● **TASK BRIEF**:
Reply with one number: the count of lines in the listing that contain the string "创作灵感".

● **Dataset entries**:
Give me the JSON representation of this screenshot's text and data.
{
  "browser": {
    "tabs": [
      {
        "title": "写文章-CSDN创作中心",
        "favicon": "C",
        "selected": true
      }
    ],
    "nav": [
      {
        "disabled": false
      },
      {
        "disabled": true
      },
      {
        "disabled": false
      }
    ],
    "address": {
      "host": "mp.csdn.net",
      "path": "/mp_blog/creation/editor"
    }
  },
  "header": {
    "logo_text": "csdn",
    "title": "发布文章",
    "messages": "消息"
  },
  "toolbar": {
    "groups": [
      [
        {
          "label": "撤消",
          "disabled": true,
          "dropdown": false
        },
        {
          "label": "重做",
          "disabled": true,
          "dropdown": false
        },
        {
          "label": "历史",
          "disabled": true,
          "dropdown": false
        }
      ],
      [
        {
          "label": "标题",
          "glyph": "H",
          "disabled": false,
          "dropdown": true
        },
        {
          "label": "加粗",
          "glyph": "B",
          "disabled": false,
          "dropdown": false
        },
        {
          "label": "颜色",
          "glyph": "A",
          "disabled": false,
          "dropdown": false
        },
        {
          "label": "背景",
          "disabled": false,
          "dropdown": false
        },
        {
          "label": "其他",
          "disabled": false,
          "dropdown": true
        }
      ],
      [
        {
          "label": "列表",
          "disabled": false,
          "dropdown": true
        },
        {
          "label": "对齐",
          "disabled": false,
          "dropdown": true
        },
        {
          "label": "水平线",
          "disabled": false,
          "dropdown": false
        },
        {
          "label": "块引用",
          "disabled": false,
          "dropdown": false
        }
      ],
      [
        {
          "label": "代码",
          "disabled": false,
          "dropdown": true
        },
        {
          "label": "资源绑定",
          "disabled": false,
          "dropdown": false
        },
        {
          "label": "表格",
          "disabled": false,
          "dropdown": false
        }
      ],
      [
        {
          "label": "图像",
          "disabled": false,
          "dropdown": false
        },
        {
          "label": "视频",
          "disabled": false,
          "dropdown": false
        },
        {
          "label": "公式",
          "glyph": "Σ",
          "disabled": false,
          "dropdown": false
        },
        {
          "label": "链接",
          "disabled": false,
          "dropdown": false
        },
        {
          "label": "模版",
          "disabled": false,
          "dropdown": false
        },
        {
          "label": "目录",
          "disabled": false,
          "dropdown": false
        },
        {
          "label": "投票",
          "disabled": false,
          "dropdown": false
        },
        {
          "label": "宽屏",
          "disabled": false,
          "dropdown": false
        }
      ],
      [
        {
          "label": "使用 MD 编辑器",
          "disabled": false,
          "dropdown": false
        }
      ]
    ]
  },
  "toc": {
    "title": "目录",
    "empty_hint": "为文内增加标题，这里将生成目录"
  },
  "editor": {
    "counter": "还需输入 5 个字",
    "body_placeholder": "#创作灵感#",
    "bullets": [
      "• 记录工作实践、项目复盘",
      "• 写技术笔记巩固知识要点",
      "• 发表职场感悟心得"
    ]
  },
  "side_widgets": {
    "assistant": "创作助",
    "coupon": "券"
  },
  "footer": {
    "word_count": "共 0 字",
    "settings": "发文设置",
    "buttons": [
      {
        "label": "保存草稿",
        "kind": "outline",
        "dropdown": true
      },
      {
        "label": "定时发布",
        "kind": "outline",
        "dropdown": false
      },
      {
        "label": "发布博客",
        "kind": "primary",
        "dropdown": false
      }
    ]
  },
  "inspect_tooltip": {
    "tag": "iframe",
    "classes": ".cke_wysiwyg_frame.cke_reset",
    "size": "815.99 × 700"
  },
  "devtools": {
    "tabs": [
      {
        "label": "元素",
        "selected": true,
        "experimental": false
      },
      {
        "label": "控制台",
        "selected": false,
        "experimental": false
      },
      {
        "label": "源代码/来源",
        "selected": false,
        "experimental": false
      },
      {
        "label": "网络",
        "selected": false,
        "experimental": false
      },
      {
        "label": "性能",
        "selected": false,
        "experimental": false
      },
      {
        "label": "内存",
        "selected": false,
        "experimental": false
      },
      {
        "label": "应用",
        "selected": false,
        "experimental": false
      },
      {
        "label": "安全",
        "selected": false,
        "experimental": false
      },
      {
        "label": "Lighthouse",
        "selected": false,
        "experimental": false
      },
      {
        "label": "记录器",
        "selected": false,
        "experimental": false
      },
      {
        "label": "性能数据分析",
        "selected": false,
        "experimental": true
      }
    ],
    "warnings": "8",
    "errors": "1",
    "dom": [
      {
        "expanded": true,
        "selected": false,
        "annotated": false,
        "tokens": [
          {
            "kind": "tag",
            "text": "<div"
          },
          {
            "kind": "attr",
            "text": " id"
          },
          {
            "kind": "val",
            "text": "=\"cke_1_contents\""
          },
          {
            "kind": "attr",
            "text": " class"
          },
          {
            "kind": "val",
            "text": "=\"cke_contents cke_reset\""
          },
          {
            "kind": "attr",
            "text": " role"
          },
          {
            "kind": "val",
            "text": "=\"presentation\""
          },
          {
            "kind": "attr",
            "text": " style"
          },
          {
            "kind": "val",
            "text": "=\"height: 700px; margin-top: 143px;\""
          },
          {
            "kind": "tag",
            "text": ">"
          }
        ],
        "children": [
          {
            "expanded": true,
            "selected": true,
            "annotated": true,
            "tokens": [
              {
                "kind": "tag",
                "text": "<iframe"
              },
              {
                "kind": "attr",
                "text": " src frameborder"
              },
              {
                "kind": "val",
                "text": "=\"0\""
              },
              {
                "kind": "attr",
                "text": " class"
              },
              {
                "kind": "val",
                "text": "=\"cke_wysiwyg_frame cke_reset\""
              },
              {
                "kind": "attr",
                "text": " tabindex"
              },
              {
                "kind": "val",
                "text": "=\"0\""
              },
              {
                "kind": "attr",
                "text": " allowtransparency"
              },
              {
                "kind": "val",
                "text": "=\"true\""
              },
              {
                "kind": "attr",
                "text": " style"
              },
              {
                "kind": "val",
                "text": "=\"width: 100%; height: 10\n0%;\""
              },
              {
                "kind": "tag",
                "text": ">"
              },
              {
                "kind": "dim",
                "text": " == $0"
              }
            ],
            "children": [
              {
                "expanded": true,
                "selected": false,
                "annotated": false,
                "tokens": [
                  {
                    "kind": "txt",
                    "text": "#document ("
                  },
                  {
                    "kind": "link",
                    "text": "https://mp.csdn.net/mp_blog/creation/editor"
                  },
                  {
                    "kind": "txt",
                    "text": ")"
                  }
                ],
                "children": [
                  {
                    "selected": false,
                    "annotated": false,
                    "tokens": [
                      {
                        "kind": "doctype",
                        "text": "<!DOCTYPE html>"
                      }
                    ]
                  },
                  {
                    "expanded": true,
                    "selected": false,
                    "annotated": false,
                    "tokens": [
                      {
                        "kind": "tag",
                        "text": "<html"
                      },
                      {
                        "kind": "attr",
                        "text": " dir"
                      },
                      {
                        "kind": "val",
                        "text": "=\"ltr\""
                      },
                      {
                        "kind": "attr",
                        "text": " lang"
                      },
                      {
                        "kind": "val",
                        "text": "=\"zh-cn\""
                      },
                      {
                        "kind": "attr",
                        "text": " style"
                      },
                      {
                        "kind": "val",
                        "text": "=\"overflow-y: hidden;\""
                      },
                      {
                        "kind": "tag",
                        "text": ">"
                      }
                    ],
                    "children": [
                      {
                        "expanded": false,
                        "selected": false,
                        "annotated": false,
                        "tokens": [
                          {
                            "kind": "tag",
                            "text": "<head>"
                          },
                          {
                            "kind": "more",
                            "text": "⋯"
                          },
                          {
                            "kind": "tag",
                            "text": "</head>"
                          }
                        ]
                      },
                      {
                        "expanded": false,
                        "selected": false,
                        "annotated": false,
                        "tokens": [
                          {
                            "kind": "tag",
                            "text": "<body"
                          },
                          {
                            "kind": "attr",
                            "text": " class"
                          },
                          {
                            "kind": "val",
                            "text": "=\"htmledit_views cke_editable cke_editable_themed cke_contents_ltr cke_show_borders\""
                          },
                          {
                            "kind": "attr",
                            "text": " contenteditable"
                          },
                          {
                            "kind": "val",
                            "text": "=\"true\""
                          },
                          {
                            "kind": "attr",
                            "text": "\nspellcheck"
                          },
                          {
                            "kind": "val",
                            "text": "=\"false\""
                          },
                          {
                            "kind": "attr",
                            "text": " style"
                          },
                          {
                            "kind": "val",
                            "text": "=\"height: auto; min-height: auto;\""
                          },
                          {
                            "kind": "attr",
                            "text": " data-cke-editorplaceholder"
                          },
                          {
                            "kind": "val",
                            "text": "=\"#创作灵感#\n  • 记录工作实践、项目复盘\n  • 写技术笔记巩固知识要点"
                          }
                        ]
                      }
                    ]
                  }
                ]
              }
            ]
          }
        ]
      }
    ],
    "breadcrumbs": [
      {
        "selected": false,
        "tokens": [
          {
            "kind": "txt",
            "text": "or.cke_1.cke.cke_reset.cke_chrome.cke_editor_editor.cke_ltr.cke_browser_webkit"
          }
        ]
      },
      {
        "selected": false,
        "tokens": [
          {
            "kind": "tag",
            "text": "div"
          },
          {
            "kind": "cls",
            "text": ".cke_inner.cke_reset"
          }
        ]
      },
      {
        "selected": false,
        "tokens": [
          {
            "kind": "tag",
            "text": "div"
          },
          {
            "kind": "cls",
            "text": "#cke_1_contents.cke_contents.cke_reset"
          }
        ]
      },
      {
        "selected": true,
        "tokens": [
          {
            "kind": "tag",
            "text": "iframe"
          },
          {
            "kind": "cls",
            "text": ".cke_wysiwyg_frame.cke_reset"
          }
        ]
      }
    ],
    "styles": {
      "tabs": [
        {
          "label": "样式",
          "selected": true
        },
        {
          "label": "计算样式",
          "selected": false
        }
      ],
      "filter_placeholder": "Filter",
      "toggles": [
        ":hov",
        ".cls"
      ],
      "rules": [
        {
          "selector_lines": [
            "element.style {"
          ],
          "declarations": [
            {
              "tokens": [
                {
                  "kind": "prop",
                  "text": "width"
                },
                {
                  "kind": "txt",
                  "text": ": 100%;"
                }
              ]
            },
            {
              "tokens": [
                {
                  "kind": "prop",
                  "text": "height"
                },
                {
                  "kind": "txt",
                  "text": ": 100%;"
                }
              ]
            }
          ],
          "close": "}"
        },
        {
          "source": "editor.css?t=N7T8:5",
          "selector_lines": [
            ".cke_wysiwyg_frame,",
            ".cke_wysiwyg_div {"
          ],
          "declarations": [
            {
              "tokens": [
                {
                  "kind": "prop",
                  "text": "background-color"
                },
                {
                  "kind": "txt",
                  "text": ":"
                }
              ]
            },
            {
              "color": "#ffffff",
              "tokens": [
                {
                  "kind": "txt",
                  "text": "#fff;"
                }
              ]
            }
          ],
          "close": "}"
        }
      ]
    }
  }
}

● **RESULT OF THE TASK**:
2